__The problem__:
Without the pictures, write out all the lines below exactly as they appear.

--- Provided information ---

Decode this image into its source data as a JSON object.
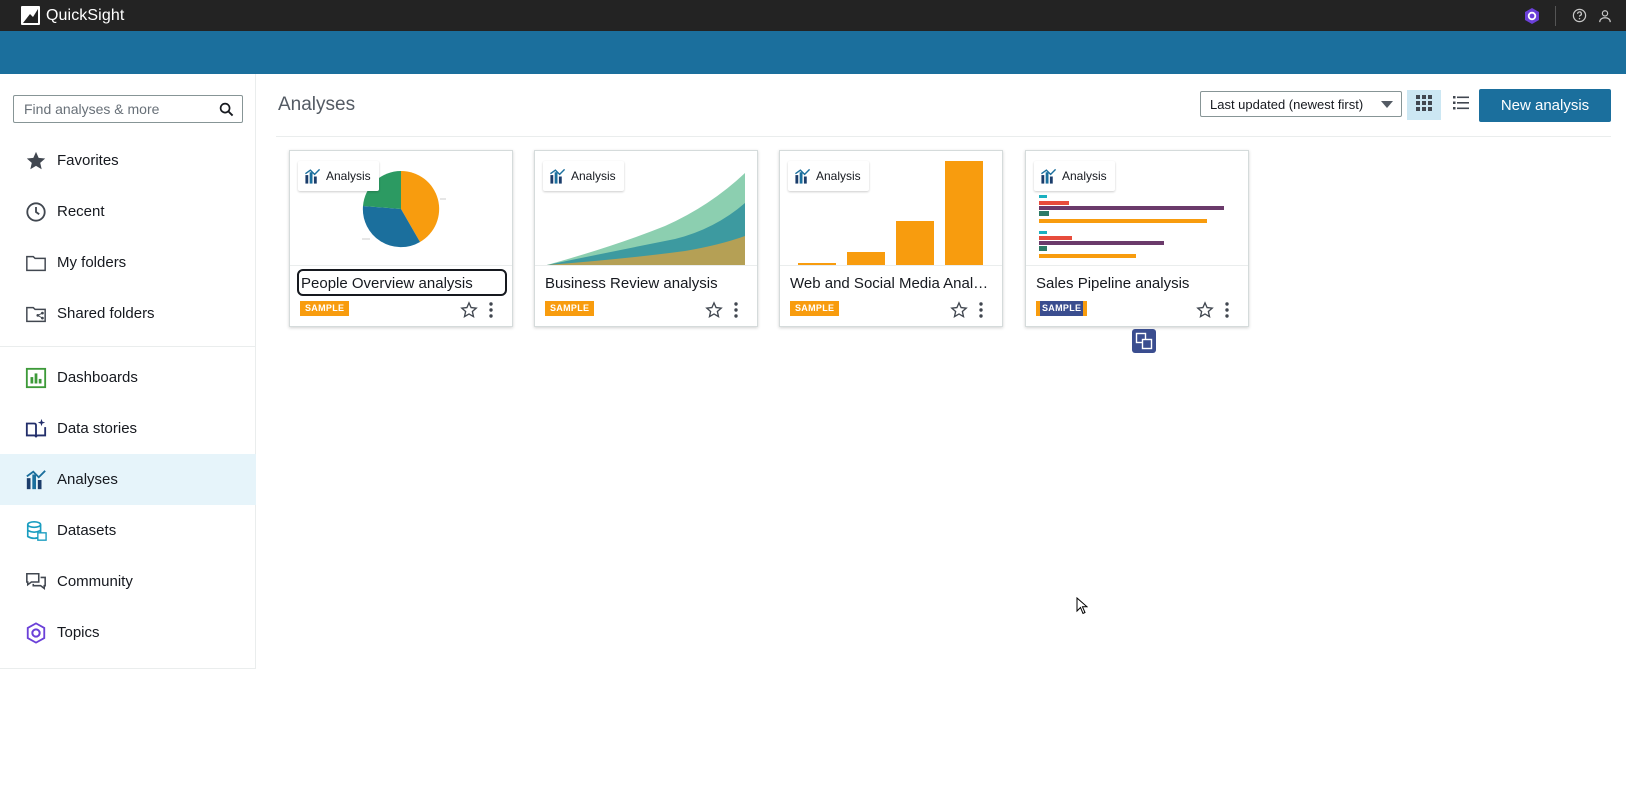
{
  "app": {
    "brand": "QuickSight"
  },
  "search": {
    "placeholder": "Find analyses & more"
  },
  "sidebar": {
    "items": [
      {
        "label": "Favorites",
        "icon": "star-icon"
      },
      {
        "label": "Recent",
        "icon": "clock-icon"
      },
      {
        "label": "My folders",
        "icon": "folder-icon"
      },
      {
        "label": "Shared folders",
        "icon": "shared-folder-icon"
      },
      {
        "label": "Dashboards",
        "icon": "dashboard-icon"
      },
      {
        "label": "Data stories",
        "icon": "data-story-icon"
      },
      {
        "label": "Analyses",
        "icon": "analysis-icon",
        "active": true
      },
      {
        "label": "Datasets",
        "icon": "dataset-icon"
      },
      {
        "label": "Community",
        "icon": "community-icon"
      },
      {
        "label": "Topics",
        "icon": "topics-icon"
      }
    ]
  },
  "main": {
    "title": "Analyses",
    "sort_value": "Last updated (newest first)",
    "new_button": "New analysis",
    "cards": [
      {
        "tag": "Analysis",
        "title": "People Overview analysis",
        "badge": "SAMPLE",
        "thumbnail": "pie-chart"
      },
      {
        "tag": "Analysis",
        "title": "Business Review analysis",
        "badge": "SAMPLE",
        "thumbnail": "area-chart"
      },
      {
        "tag": "Analysis",
        "title": "Web and Social Media Analytics analysis",
        "badge": "SAMPLE",
        "thumbnail": "bar-chart"
      },
      {
        "tag": "Analysis",
        "title": "Sales Pipeline analysis",
        "badge": "SAMPLE",
        "thumbnail": "horizontal-bar-chart"
      }
    ]
  },
  "colors": {
    "topbar": "#232323",
    "header_band": "#1b6f9d",
    "primary_button": "#1b6f9d",
    "active_nav": "#e6f4fa",
    "sample_badge": "#f89c0e"
  }
}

---

__Correct response__:
Decode this image into its source data as a JSON object.
{
  "app": {
    "brand": "QuickSight"
  },
  "search": {
    "placeholder": "Find analyses & more"
  },
  "sidebar": {
    "items": [
      {
        "label": "Favorites",
        "icon": "star-icon"
      },
      {
        "label": "Recent",
        "icon": "clock-icon"
      },
      {
        "label": "My folders",
        "icon": "folder-icon"
      },
      {
        "label": "Shared folders",
        "icon": "shared-folder-icon"
      },
      {
        "label": "Dashboards",
        "icon": "dashboard-icon"
      },
      {
        "label": "Data stories",
        "icon": "data-story-icon"
      },
      {
        "label": "Analyses",
        "icon": "analysis-icon",
        "active": true
      },
      {
        "label": "Datasets",
        "icon": "dataset-icon"
      },
      {
        "label": "Community",
        "icon": "community-icon"
      },
      {
        "label": "Topics",
        "icon": "topics-icon"
      }
    ]
  },
  "main": {
    "title": "Analyses",
    "sort_value": "Last updated (newest first)",
    "new_button": "New analysis",
    "cards": [
      {
        "tag": "Analysis",
        "title": "People Overview analysis",
        "badge": "SAMPLE",
        "thumbnail": "pie-chart"
      },
      {
        "tag": "Analysis",
        "title": "Business Review analysis",
        "badge": "SAMPLE",
        "thumbnail": "area-chart"
      },
      {
        "tag": "Analysis",
        "title": "Web and Social Media Analytics analysis",
        "badge": "SAMPLE",
        "thumbnail": "bar-chart"
      },
      {
        "tag": "Analysis",
        "title": "Sales Pipeline analysis",
        "badge": "SAMPLE",
        "thumbnail": "horizontal-bar-chart"
      }
    ]
  },
  "colors": {
    "topbar": "#232323",
    "header_band": "#1b6f9d",
    "primary_button": "#1b6f9d",
    "active_nav": "#e6f4fa",
    "sample_badge": "#f89c0e"
  }
}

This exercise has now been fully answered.